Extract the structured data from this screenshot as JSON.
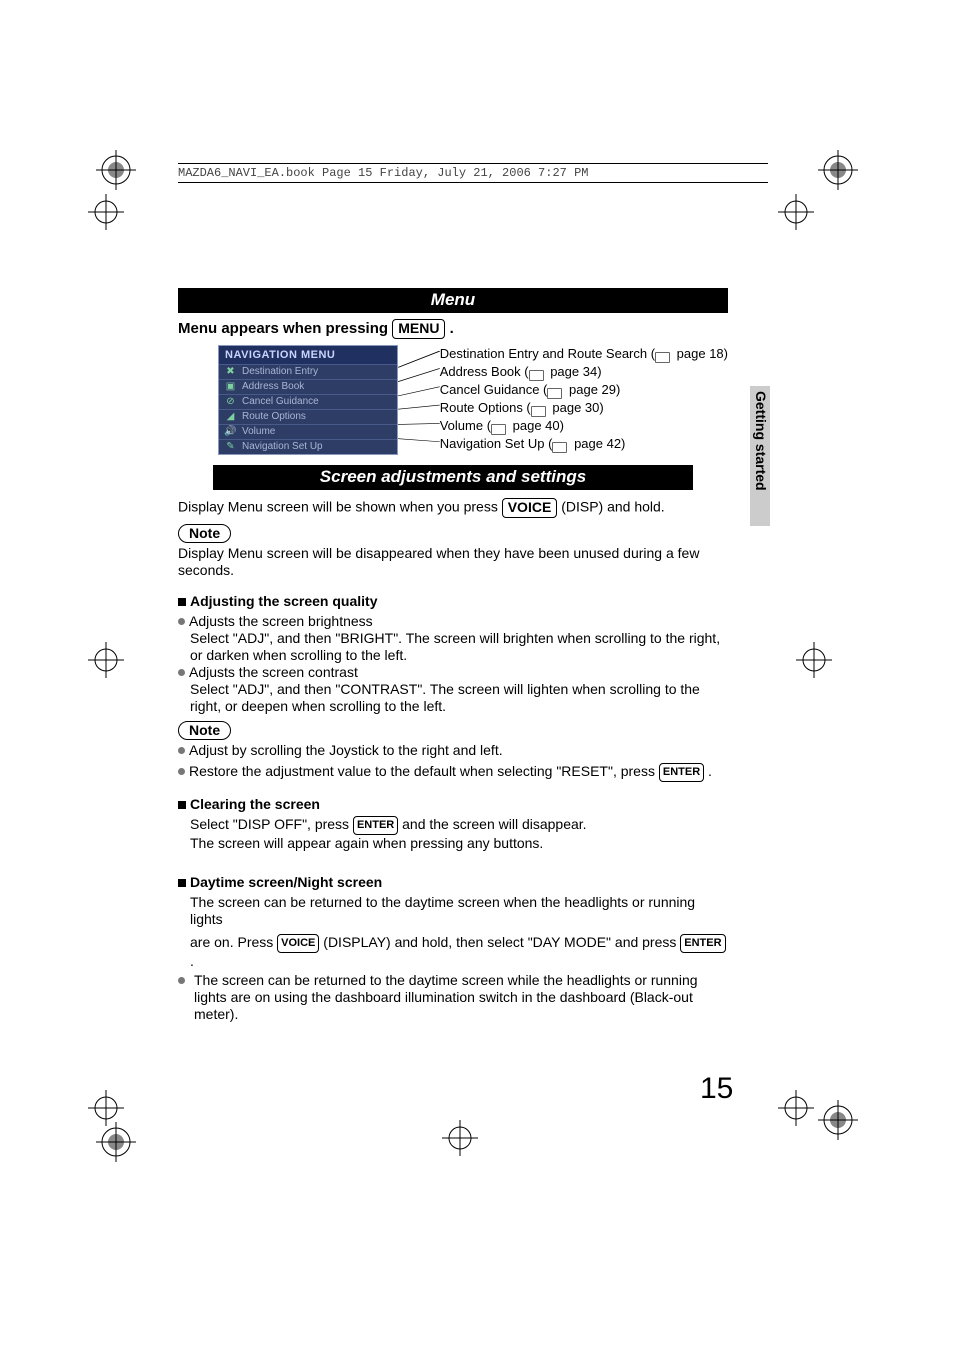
{
  "header_meta": "MAZDA6_NAVI_EA.book  Page 15  Friday, July 21, 2006  7:27 PM",
  "side_tab": "Getting started",
  "page_number": "15",
  "menu": {
    "title": "Menu",
    "subline_prefix": "Menu appears when pressing ",
    "subline_button": "MENU",
    "subline_suffix": " .",
    "nav_title": "NAVIGATION MENU",
    "items": [
      {
        "label": "Destination Entry"
      },
      {
        "label": "Address Book"
      },
      {
        "label": "Cancel Guidance"
      },
      {
        "label": "Route Options"
      },
      {
        "label": "Volume"
      },
      {
        "label": "Navigation Set Up"
      }
    ],
    "callouts": [
      {
        "text": "Destination Entry and Route Search (",
        "page": " page 18)"
      },
      {
        "text": "Address Book (",
        "page": " page 34)"
      },
      {
        "text": "Cancel Guidance (",
        "page": " page 29)"
      },
      {
        "text": "Route Options (",
        "page": " page 30)"
      },
      {
        "text": "Volume (",
        "page": " page 40)"
      },
      {
        "text": "Navigation Set Up (",
        "page": " page 42)"
      }
    ]
  },
  "screen": {
    "title": "Screen adjustments and settings",
    "line1_a": "Display Menu screen will be shown when you press ",
    "line1_btn": "VOICE",
    "line1_b": " (DISP) and hold.",
    "note_label": "Note",
    "note_text": "Display Menu screen will be disappeared when they have been unused during a few seconds.",
    "adj_head": "Adjusting the screen quality",
    "adj_b1_title": "Adjusts the screen brightness",
    "adj_b1_text": "Select \"ADJ\", and then \"BRIGHT\". The screen will brighten when scrolling to the right, or darken when scrolling to the left.",
    "adj_b2_title": "Adjusts the screen contrast",
    "adj_b2_text": "Select \"ADJ\", and then \"CONTRAST\". The screen will lighten when scrolling to the right, or deepen when scrolling to the left.",
    "note2_b1": "Adjust by scrolling the Joystick to the right and left.",
    "note2_b2_a": "Restore the adjustment value to the default when selecting \"RESET\", press ",
    "note2_b2_btn": "ENTER",
    "note2_b2_b": " .",
    "clear_head": "Clearing the screen",
    "clear_l1_a": "Select \"DISP OFF\", press ",
    "clear_l1_btn": "ENTER",
    "clear_l1_b": " and the screen will disappear.",
    "clear_l2": "The screen will appear again when pressing any buttons.",
    "day_head": "Daytime screen/Night screen",
    "day_l1": "The screen can be returned to the daytime screen when the headlights or running lights",
    "day_l2_a": "are on. Press ",
    "day_l2_btn1": "VOICE",
    "day_l2_b": " (DISPLAY) and hold, then select \"DAY MODE\" and press ",
    "day_l2_btn2": "ENTER",
    "day_l2_c": " .",
    "day_b1": "The screen can be returned to the daytime screen while the headlights or running lights are on using the dashboard illumination switch in the dashboard (Black-out meter)."
  }
}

______________________________

Select and copy every line from the records that includes the word "Entry".

### Final result
        "label": "Destination Entry"
        "text": "Destination Entry and Route Search (",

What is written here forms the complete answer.